**DATASET CONTENT:**
——————————
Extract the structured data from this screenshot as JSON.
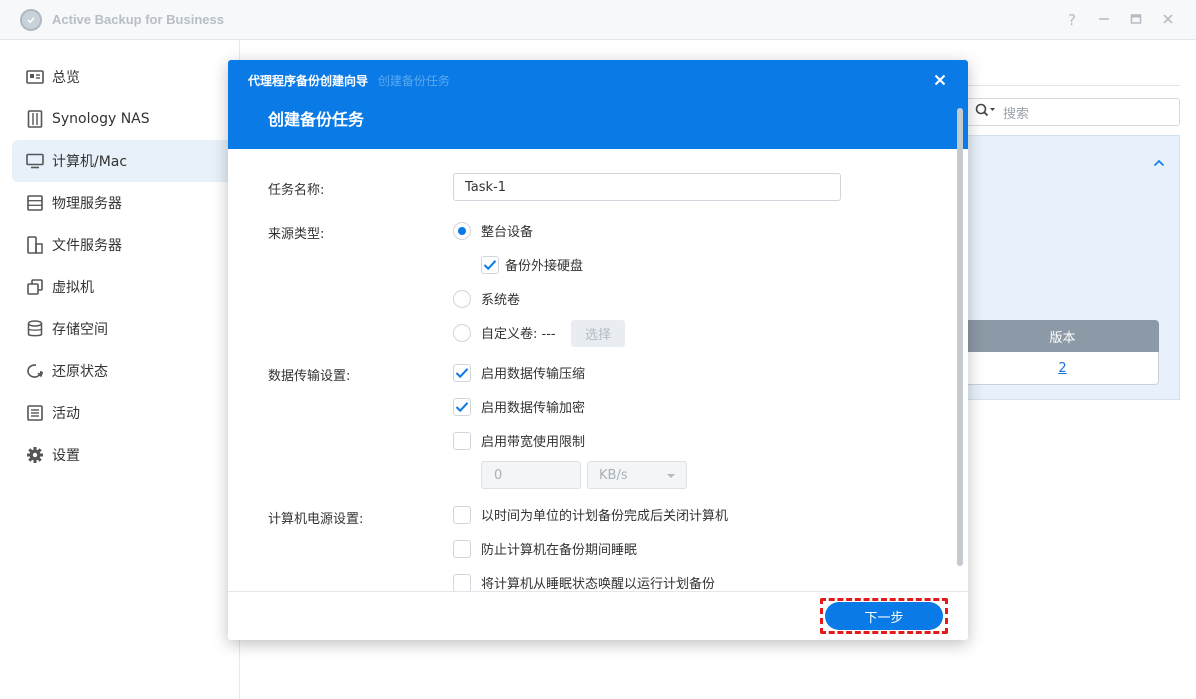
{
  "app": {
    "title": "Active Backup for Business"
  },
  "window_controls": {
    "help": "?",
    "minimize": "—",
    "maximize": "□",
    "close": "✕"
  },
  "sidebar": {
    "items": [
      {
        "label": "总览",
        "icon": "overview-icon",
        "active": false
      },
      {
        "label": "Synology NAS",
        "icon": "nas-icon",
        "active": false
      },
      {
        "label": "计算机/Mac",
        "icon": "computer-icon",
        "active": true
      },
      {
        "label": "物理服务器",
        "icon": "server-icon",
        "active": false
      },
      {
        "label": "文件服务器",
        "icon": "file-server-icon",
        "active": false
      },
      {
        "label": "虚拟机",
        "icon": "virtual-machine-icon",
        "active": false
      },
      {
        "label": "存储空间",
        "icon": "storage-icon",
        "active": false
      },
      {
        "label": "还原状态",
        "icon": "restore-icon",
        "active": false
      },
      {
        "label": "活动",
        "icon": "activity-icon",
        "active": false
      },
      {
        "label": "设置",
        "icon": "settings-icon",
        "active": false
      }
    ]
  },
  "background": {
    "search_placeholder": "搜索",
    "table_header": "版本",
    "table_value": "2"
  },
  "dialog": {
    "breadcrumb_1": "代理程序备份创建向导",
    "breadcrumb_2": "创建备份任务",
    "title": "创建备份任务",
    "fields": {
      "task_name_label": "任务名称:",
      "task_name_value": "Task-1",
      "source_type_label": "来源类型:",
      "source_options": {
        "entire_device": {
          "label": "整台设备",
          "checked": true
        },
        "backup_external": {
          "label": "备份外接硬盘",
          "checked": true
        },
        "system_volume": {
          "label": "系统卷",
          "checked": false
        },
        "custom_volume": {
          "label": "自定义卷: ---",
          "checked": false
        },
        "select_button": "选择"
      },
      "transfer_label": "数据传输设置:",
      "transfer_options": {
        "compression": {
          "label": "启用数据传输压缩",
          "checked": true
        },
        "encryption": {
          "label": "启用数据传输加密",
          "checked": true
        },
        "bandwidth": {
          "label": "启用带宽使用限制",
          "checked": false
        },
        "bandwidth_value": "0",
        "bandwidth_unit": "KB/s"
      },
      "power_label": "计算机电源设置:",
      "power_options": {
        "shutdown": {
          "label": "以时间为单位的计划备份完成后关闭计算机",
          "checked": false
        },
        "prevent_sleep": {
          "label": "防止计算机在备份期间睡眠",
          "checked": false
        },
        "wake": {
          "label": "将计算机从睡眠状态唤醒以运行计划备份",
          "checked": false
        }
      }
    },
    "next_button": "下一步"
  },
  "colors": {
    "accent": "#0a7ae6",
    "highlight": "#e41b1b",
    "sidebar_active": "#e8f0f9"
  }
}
——————————
**OBJECTIVE:** The answer is a single number: how many lines include the word "title"?

**ANSWER TO THIS TASK:** 2